# start of Supplied information
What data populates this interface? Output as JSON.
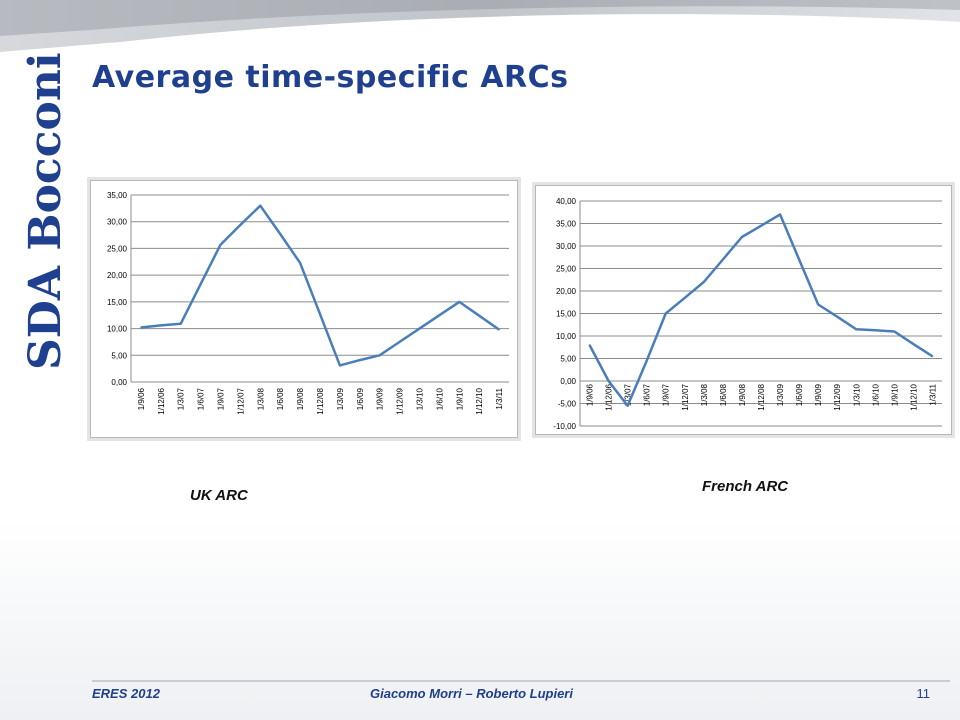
{
  "slide": {
    "title": "Average time-specific ARCs",
    "logo_text": "SDA Bocconi",
    "footer": {
      "left": "ERES 2012",
      "center": "Giacomo Morri – Roberto Lupieri",
      "page_number": "11"
    },
    "captions": {
      "uk": "UK ARC",
      "fr": "French ARC"
    },
    "colors": {
      "title": "#1f3f8f",
      "line": "#4a7ebb",
      "grid": "#8c8c8c",
      "logo": "#1f3f8f"
    }
  },
  "chart_data": [
    {
      "type": "line",
      "title": "",
      "categories": [
        "1/9/06",
        "1/12/06",
        "1/3/07",
        "1/6/07",
        "1/9/07",
        "1/12/07",
        "1/3/08",
        "1/6/08",
        "1/9/08",
        "1/12/08",
        "1/3/09",
        "1/6/09",
        "1/9/09",
        "1/12/09",
        "1/3/10",
        "1/6/10",
        "1/9/10",
        "1/12/10",
        "1/3/11"
      ],
      "series": [
        {
          "values": [
            10.2,
            10.6,
            10.9,
            18.3,
            25.7,
            29.4,
            33.0,
            27.7,
            22.3,
            12.7,
            3.1,
            4.1,
            5.0,
            7.5,
            10.0,
            12.5,
            15.0,
            12.4,
            9.8
          ]
        }
      ],
      "ylim": [
        0,
        35
      ],
      "yticks": [
        "0,00",
        "5,00",
        "10,00",
        "15,00",
        "20,00",
        "25,00",
        "30,00",
        "35,00"
      ],
      "xlabel": "",
      "ylabel": "",
      "grid": true,
      "legend": "none"
    },
    {
      "type": "line",
      "title": "",
      "categories": [
        "1/9/06",
        "1/12/06",
        "1/3/07",
        "1/6/07",
        "1/9/07",
        "1/12/07",
        "1/3/08",
        "1/6/08",
        "1/9/08",
        "1/12/08",
        "1/3/09",
        "1/6/09",
        "1/9/09",
        "1/12/09",
        "1/3/10",
        "1/6/10",
        "1/9/10",
        "1/12/10",
        "1/3/11"
      ],
      "series": [
        {
          "values": [
            8.0,
            0.0,
            -5.5,
            4.5,
            15.0,
            18.5,
            22.0,
            27.0,
            32.0,
            34.5,
            37.0,
            27.0,
            17.0,
            14.3,
            11.5,
            11.3,
            11.0,
            8.2,
            5.5
          ]
        }
      ],
      "ylim": [
        -10,
        40
      ],
      "yticks": [
        "-10,00",
        "-5,00",
        "0,00",
        "5,00",
        "10,00",
        "15,00",
        "20,00",
        "25,00",
        "30,00",
        "35,00",
        "40,00"
      ],
      "xlabel": "",
      "ylabel": "",
      "grid": true,
      "legend": "none"
    }
  ]
}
# end of Supplied information
Exactly reproduce the entries above, minus the pictures.

### Response below
What data populates this interface? Output as JSON.
{
  "slide": {
    "title": "Average time-specific ARCs",
    "logo_text": "SDA Bocconi",
    "footer": {
      "left": "ERES 2012",
      "center": "Giacomo Morri – Roberto Lupieri",
      "page_number": "11"
    },
    "captions": {
      "uk": "UK ARC",
      "fr": "French ARC"
    },
    "colors": {
      "title": "#1f3f8f",
      "line": "#4a7ebb",
      "grid": "#8c8c8c",
      "logo": "#1f3f8f"
    }
  },
  "chart_data": [
    {
      "type": "line",
      "title": "",
      "categories": [
        "1/9/06",
        "1/12/06",
        "1/3/07",
        "1/6/07",
        "1/9/07",
        "1/12/07",
        "1/3/08",
        "1/6/08",
        "1/9/08",
        "1/12/08",
        "1/3/09",
        "1/6/09",
        "1/9/09",
        "1/12/09",
        "1/3/10",
        "1/6/10",
        "1/9/10",
        "1/12/10",
        "1/3/11"
      ],
      "series": [
        {
          "values": [
            10.2,
            10.6,
            10.9,
            18.3,
            25.7,
            29.4,
            33.0,
            27.7,
            22.3,
            12.7,
            3.1,
            4.1,
            5.0,
            7.5,
            10.0,
            12.5,
            15.0,
            12.4,
            9.8
          ]
        }
      ],
      "ylim": [
        0,
        35
      ],
      "yticks": [
        "0,00",
        "5,00",
        "10,00",
        "15,00",
        "20,00",
        "25,00",
        "30,00",
        "35,00"
      ],
      "xlabel": "",
      "ylabel": "",
      "grid": true,
      "legend": "none"
    },
    {
      "type": "line",
      "title": "",
      "categories": [
        "1/9/06",
        "1/12/06",
        "1/3/07",
        "1/6/07",
        "1/9/07",
        "1/12/07",
        "1/3/08",
        "1/6/08",
        "1/9/08",
        "1/12/08",
        "1/3/09",
        "1/6/09",
        "1/9/09",
        "1/12/09",
        "1/3/10",
        "1/6/10",
        "1/9/10",
        "1/12/10",
        "1/3/11"
      ],
      "series": [
        {
          "values": [
            8.0,
            0.0,
            -5.5,
            4.5,
            15.0,
            18.5,
            22.0,
            27.0,
            32.0,
            34.5,
            37.0,
            27.0,
            17.0,
            14.3,
            11.5,
            11.3,
            11.0,
            8.2,
            5.5
          ]
        }
      ],
      "ylim": [
        -10,
        40
      ],
      "yticks": [
        "-10,00",
        "-5,00",
        "0,00",
        "5,00",
        "10,00",
        "15,00",
        "20,00",
        "25,00",
        "30,00",
        "35,00",
        "40,00"
      ],
      "xlabel": "",
      "ylabel": "",
      "grid": true,
      "legend": "none"
    }
  ]
}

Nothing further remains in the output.